>> START

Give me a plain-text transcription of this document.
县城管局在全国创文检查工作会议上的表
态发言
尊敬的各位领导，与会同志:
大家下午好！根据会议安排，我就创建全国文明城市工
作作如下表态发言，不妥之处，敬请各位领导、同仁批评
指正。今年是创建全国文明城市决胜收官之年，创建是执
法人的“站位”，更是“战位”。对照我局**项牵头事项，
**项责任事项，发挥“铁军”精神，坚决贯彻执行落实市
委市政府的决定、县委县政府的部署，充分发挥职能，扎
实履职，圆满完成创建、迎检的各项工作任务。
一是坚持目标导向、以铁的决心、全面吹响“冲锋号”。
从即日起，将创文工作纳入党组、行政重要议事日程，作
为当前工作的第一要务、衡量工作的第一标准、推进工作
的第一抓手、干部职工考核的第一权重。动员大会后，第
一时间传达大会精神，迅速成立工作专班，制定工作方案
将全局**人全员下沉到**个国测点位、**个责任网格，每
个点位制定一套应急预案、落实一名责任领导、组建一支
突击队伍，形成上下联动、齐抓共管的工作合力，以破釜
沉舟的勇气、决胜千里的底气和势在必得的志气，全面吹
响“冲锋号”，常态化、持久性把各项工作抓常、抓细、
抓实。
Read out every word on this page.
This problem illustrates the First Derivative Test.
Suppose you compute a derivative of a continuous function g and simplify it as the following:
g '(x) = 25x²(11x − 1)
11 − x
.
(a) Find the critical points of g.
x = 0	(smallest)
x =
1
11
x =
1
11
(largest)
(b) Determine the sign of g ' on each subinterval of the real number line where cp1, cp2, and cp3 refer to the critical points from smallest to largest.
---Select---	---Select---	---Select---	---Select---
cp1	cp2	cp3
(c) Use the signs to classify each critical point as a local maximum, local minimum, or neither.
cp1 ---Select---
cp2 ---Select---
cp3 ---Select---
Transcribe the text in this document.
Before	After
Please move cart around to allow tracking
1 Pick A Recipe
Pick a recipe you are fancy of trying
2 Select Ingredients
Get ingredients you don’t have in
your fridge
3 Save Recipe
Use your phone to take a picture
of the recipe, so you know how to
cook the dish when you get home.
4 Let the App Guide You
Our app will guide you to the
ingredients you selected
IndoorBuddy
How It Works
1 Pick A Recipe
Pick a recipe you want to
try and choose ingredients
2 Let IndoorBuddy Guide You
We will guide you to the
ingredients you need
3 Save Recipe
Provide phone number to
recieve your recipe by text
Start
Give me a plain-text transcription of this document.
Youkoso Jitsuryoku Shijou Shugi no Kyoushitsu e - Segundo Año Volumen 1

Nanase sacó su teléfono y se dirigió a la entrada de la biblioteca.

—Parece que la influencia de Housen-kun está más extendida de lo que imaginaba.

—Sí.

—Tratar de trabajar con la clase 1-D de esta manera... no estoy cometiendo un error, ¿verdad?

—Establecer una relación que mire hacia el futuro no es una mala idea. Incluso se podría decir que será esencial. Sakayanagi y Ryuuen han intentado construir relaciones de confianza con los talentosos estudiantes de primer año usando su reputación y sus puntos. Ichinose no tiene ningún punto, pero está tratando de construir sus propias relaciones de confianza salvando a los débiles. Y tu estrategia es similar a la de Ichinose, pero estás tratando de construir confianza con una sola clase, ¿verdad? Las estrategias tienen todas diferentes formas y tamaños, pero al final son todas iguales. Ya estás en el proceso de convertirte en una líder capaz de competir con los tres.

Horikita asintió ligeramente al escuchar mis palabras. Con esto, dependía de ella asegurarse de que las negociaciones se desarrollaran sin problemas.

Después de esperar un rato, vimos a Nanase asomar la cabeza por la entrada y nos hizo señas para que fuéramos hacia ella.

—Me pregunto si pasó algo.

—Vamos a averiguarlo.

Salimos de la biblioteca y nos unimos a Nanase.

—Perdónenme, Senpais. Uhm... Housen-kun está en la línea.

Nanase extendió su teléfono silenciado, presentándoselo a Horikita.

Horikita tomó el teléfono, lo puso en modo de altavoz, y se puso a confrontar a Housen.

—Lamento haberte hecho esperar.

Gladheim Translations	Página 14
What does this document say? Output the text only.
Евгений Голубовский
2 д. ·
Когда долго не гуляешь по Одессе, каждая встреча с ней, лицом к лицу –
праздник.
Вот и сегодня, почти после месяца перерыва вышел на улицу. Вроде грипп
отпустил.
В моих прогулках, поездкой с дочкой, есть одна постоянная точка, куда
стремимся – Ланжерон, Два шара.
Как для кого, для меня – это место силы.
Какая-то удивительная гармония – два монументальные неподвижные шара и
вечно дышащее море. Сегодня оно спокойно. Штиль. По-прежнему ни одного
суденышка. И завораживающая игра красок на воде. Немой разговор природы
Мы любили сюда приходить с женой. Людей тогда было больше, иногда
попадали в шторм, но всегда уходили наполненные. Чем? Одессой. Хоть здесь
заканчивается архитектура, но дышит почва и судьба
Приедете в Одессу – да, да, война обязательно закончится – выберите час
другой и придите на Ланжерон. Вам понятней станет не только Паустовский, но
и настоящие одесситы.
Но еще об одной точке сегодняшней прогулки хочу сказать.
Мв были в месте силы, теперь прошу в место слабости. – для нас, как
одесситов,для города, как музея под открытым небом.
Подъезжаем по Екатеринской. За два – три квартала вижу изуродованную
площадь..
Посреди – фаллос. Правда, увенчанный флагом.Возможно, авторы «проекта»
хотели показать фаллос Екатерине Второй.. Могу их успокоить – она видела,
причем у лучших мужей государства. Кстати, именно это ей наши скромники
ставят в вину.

>> END

Set down every record above exactly as given.

Answer for the task
Give me a plain-text transcription of this document.
县城管局在全国创文检查工作会议上的表
态发言
尊敬的各位领导，与会同志:
大家下午好！根据会议安排，我就创建全国文明城市工
作作如下表态发言，不妥之处，敬请各位领导、同仁批评
指正。今年是创建全国文明城市决胜收官之年，创建是执
法人的“站位”，更是“战位”。对照我局**项牵头事项，
**项责任事项，发挥“铁军”精神，坚决贯彻执行落实市
委市政府的决定、县委县政府的部署，充分发挥职能，扎
实履职，圆满完成创建、迎检的各项工作任务。
一是坚持目标导向、以铁的决心、全面吹响“冲锋号”。
从即日起，将创文工作纳入党组、行政重要议事日程，作
为当前工作的第一要务、衡量工作的第一标准、推进工作
的第一抓手、干部职工考核的第一权重。动员大会后，第
一时间传达大会精神，迅速成立工作专班，制定工作方案
将全局**人全员下沉到**个国测点位、**个责任网格，每
个点位制定一套应急预案、落实一名责任领导、组建一支
突击队伍，形成上下联动、齐抓共管的工作合力，以破釜
沉舟的勇气、决胜千里的底气和势在必得的志气，全面吹
响“冲锋号”，常态化、持久性把各项工作抓常、抓细、
抓实。
Read out every word on this page.
This problem illustrates the First Derivative Test.
Suppose you compute a derivative of a continuous function g and simplify it as the following:
g '(x) = 25x²(11x − 1)
11 − x
.
(a) Find the critical points of g.
x = 0	(smallest)
x =
1
11
x =
1
11
(largest)
(b) Determine the sign of g ' on each subinterval of the real number line where cp1, cp2, and cp3 refer to the critical points from smallest to largest.
---Select---	---Select---	---Select---	---Select---
cp1	cp2	cp3
(c) Use the signs to classify each critical point as a local maximum, local minimum, or neither.
cp1 ---Select---
cp2 ---Select---
cp3 ---Select---
Transcribe the text in this document.
Before	After
Please move cart around to allow tracking
1 Pick A Recipe
Pick a recipe you are fancy of trying
2 Select Ingredients
Get ingredients you don’t have in
your fridge
3 Save Recipe
Use your phone to take a picture
of the recipe, so you know how to
cook the dish when you get home.
4 Let the App Guide You
Our app will guide you to the
ingredients you selected
IndoorBuddy
How It Works
1 Pick A Recipe
Pick a recipe you want to
try and choose ingredients
2 Let IndoorBuddy Guide You
We will guide you to the
ingredients you need
3 Save Recipe
Provide phone number to
recieve your recipe by text
Start
Give me a plain-text transcription of this document.
Youkoso Jitsuryoku Shijou Shugi no Kyoushitsu e - Segundo Año Volumen 1

Nanase sacó su teléfono y se dirigió a la entrada de la biblioteca.

—Parece que la influencia de Housen-kun está más extendida de lo que imaginaba.

—Sí.

—Tratar de trabajar con la clase 1-D de esta manera... no estoy cometiendo un error, ¿verdad?

—Establecer una relación que mire hacia el futuro no es una mala idea. Incluso se podría decir que será esencial. Sakayanagi y Ryuuen han intentado construir relaciones de confianza con los talentosos estudiantes de primer año usando su reputación y sus puntos. Ichinose no tiene ningún punto, pero está tratando de construir sus propias relaciones de confianza salvando a los débiles. Y tu estrategia es similar a la de Ichinose, pero estás tratando de construir confianza con una sola clase, ¿verdad? Las estrategias tienen todas diferentes formas y tamaños, pero al final son todas iguales. Ya estás en el proceso de convertirte en una líder capaz de competir con los tres.

Horikita asintió ligeramente al escuchar mis palabras. Con esto, dependía de ella asegurarse de que las negociaciones se desarrollaran sin problemas.

Después de esperar un rato, vimos a Nanase asomar la cabeza por la entrada y nos hizo señas para que fuéramos hacia ella.

—Me pregunto si pasó algo.

—Vamos a averiguarlo.

Salimos de la biblioteca y nos unimos a Nanase.

—Perdónenme, Senpais. Uhm... Housen-kun está en la línea.

Nanase extendió su teléfono silenciado, presentándoselo a Horikita.

Horikita tomó el teléfono, lo puso en modo de altavoz, y se puso a confrontar a Housen.

—Lamento haberte hecho esperar.

Gladheim Translations	Página 14
What does this document say? Output the text only.
Евгений Голубовский
2 д. ·
Когда долго не гуляешь по Одессе, каждая встреча с ней, лицом к лицу –
праздник.
Вот и сегодня, почти после месяца перерыва вышел на улицу. Вроде грипп
отпустил.
В моих прогулках, поездкой с дочкой, есть одна постоянная точка, куда
стремимся – Ланжерон, Два шара.
Как для кого, для меня – это место силы.
Какая-то удивительная гармония – два монументальные неподвижные шара и
вечно дышащее море. Сегодня оно спокойно. Штиль. По-прежнему ни одного
суденышка. И завораживающая игра красок на воде. Немой разговор природы
Мы любили сюда приходить с женой. Людей тогда было больше, иногда
попадали в шторм, но всегда уходили наполненные. Чем? Одессой. Хоть здесь
заканчивается архитектура, но дышит почва и судьба
Приедете в Одессу – да, да, война обязательно закончится – выберите час
другой и придите на Ланжерон. Вам понятней станет не только Паустовский, но
и настоящие одесситы.
Но еще об одной точке сегодняшней прогулки хочу сказать.
Мв были в месте силы, теперь прошу в место слабости. – для нас, как
одесситов,для города, как музея под открытым небом.
Подъезжаем по Екатеринской. За два – три квартала вижу изуродованную
площадь..
Посреди – фаллос. Правда, увенчанный флагом.Возможно, авторы «проекта»
хотели показать фаллос Екатерине Второй.. Могу их успокоить – она видела,
причем у лучших мужей государства. Кстати, именно это ей наши скромники
ставят в вину.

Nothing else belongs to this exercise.